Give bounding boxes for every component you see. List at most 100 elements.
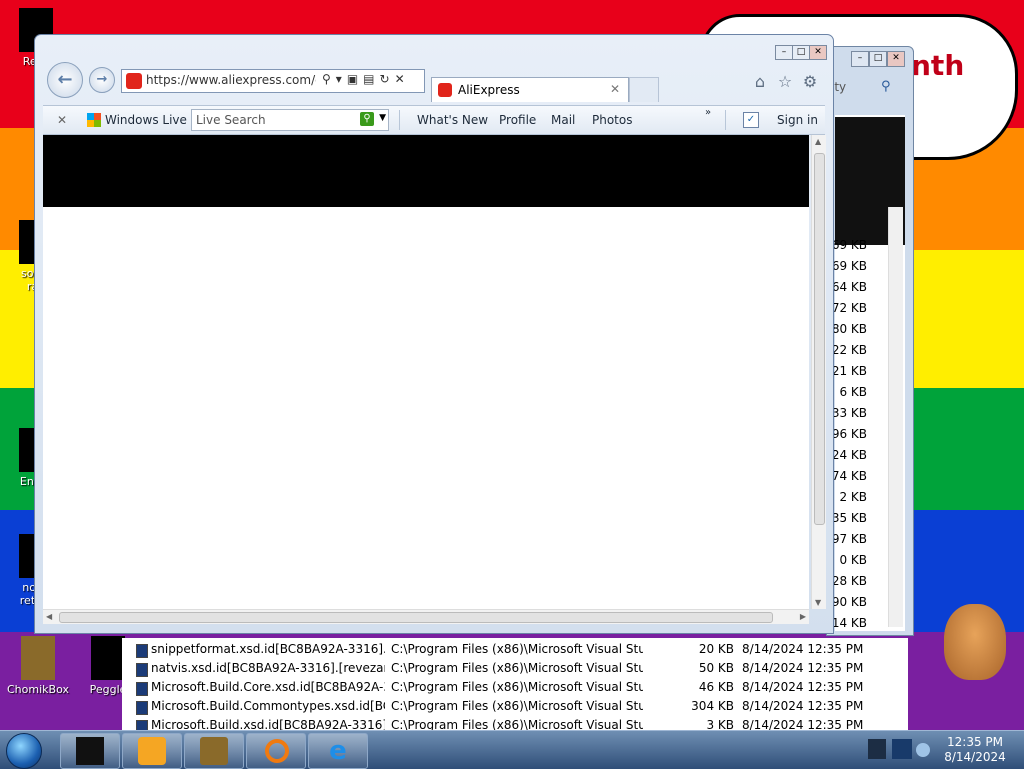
tab-title: AliExpress [458,83,520,97]
file-date: 8/14/2024 12:35 PM [742,718,864,730]
gear-icon[interactable]: ⚙ [801,73,819,91]
size-column: 69 KB 69 KB 64 KB 72 KB 80 KB 22 KB 21 KB 6 KB 3… [831,235,867,634]
windows-live-logo-icon [87,113,101,127]
taskbar: e 12:35 PM 8/14/2024 [0,730,1024,769]
sign-in-link[interactable]: Sign in [777,113,818,127]
file-size-cell: 28 KB [831,574,867,588]
tray-icon[interactable] [916,743,930,757]
profile-link[interactable]: Profile [499,113,536,127]
file-date: 8/14/2024 12:35 PM [742,642,864,656]
vertical-scrollbar[interactable] [888,207,903,627]
desktop-icon-chomikbox[interactable]: ChomikBox [2,636,74,696]
table-row[interactable]: Microsoft.Build.Core.xsd.id[BC8BA92A-33.… [122,678,908,697]
table-row[interactable]: Microsoft.Build.xsd.id[BC8BA92A-3316].[r… [122,716,908,730]
clock-time: 12:35 PM [947,735,1003,749]
scrollbar-thumb[interactable] [59,612,773,623]
photos-link[interactable]: Photos [592,113,632,127]
checkmark-icon[interactable]: ✓ [743,112,759,128]
taskbar-item[interactable] [60,733,120,769]
taskbar-item[interactable] [246,733,306,769]
file-size-cell: 74 KB [831,469,867,483]
live-search-input[interactable]: Live Search ⚲ ▼ [191,109,389,131]
search-go-icon[interactable]: ⚲ [360,112,374,126]
scroll-right-icon[interactable]: ▶ [800,612,806,621]
scroll-left-icon[interactable]: ◀ [46,612,52,621]
file-size: 50 KB [698,661,734,675]
minimize-button[interactable]: – [851,51,869,67]
system-clock[interactable]: 12:35 PM 8/14/2024 [940,735,1010,765]
tray-icon[interactable] [868,739,886,759]
file-size-cell: 33 KB [831,406,867,420]
whats-new-link[interactable]: What's New [417,113,488,127]
home-icon[interactable]: ⌂ [751,73,769,91]
file-size-cell: 64 KB [831,280,867,294]
chevron-down-icon[interactable]: ▼ [379,113,386,123]
page-header-blackout [43,135,809,207]
dark-window-icon [76,737,104,765]
scrollbar-thumb[interactable] [814,153,825,525]
windows-live-link[interactable]: Windows Live [105,113,187,127]
hamster-wallpaper-character [944,604,1006,680]
compatibility-icon[interactable]: ▤ [363,72,379,86]
close-button[interactable]: ✕ [809,45,827,60]
address-url[interactable]: https://www.aliexpress.com/gcp/ [146,73,316,87]
favorites-star-icon[interactable]: ☆ [776,73,794,91]
taskbar-item[interactable]: e [308,733,368,769]
table-row[interactable]: Microsoft.Build.Commontypes.xsd.id[BC8..… [122,697,908,716]
aliexpress-favicon [438,83,452,97]
mail-link[interactable]: Mail [551,113,575,127]
file-size-cell: 96 KB [831,427,867,441]
file-size-cell: 72 KB [831,301,867,315]
stop-icon[interactable]: ✕ [395,72,410,86]
file-size-cell: 90 KB [831,595,867,609]
file-name: Microsoft.Build.xsd.id[BC8BA92A-3316].[r… [151,718,385,730]
minimize-button[interactable]: – [775,45,793,60]
file-size-cell: 35 KB [831,511,867,525]
scroll-up-icon[interactable]: ▲ [815,137,821,146]
horizontal-scrollbar[interactable]: ◀ ▶ [43,609,809,624]
maximize-button[interactable]: □ [792,45,810,60]
tab-aliexpress[interactable]: AliExpress ✕ [431,77,629,102]
table-row[interactable]: snippetformat.xsd.id[BC8BA92A-3316].[re.… [122,640,908,659]
divider [725,110,726,130]
search-icon[interactable]: ⚲ [881,79,891,94]
tray-icon[interactable] [892,739,912,759]
more-chevron[interactable]: » [705,107,711,118]
close-toolbar-icon[interactable]: ✕ [57,113,67,127]
file-list-rows: snippetformat.xsd.id[BC8BA92A-3316].[re.… [122,638,908,730]
refresh-icon[interactable]: ↻ [380,72,395,86]
table-row[interactable]: natvis.xsd.id[BC8BA92A-3316].[revezar@z.… [122,659,908,678]
internet-explorer-icon: e [329,736,347,766]
file-size-cell: 14 KB [831,616,867,630]
file-explorer-window[interactable]: – □ ✕ ity ⚲ 69 KB 69 KB 64 KB 72 KB 80 KB 22 … [826,46,914,636]
system-tray[interactable] [858,735,938,765]
vertical-scrollbar[interactable]: ▲ ▼ [811,135,826,609]
new-tab-button[interactable] [629,77,659,102]
banner-text: nth [911,49,965,82]
divider [399,110,400,130]
file-name: Microsoft.Build.Commontypes.xsd.id[BC8..… [151,699,385,713]
lock-icon[interactable]: ▣ [347,72,363,86]
start-button[interactable] [6,733,42,769]
file-icon [136,644,148,658]
peggle-icon [91,636,125,680]
back-button[interactable]: ← [47,62,83,98]
file-date: 8/14/2024 12:35 PM [742,680,864,694]
dropdown-icon[interactable]: ▾ [336,72,347,86]
page-content[interactable] [43,135,809,609]
forward-button[interactable]: → [89,67,115,93]
scroll-down-icon[interactable]: ▼ [815,598,821,607]
file-path: C:\Program Files (x86)\Microsoft Visual … [391,718,643,730]
address-bar[interactable]: https://www.aliexpress.com/gcp/ ⚲▾▣▤↻✕ [121,69,425,93]
taskbar-item[interactable] [122,733,182,769]
close-button[interactable]: ✕ [887,51,905,67]
file-date: 8/14/2024 12:35 PM [742,699,864,713]
media-player-icon [138,737,166,765]
search-icon[interactable]: ⚲ [322,72,336,86]
internet-explorer-window[interactable]: – □ ✕ ← → https://www.aliexpress.com/gcp… [34,34,834,634]
taskbar-item[interactable] [184,733,244,769]
maximize-button[interactable]: □ [869,51,887,67]
file-size-cell: 6 KB [839,385,867,399]
address-tools[interactable]: ⚲▾▣▤↻✕ [322,72,410,86]
close-tab-icon[interactable]: ✕ [610,82,620,96]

========================

Stated exercise>
Filter the lines above and copy each one that contains the string "divider", treating uppercase and lowercase letters as different.

Final result>
divider [725,110,726,130]
divider [399,110,400,130]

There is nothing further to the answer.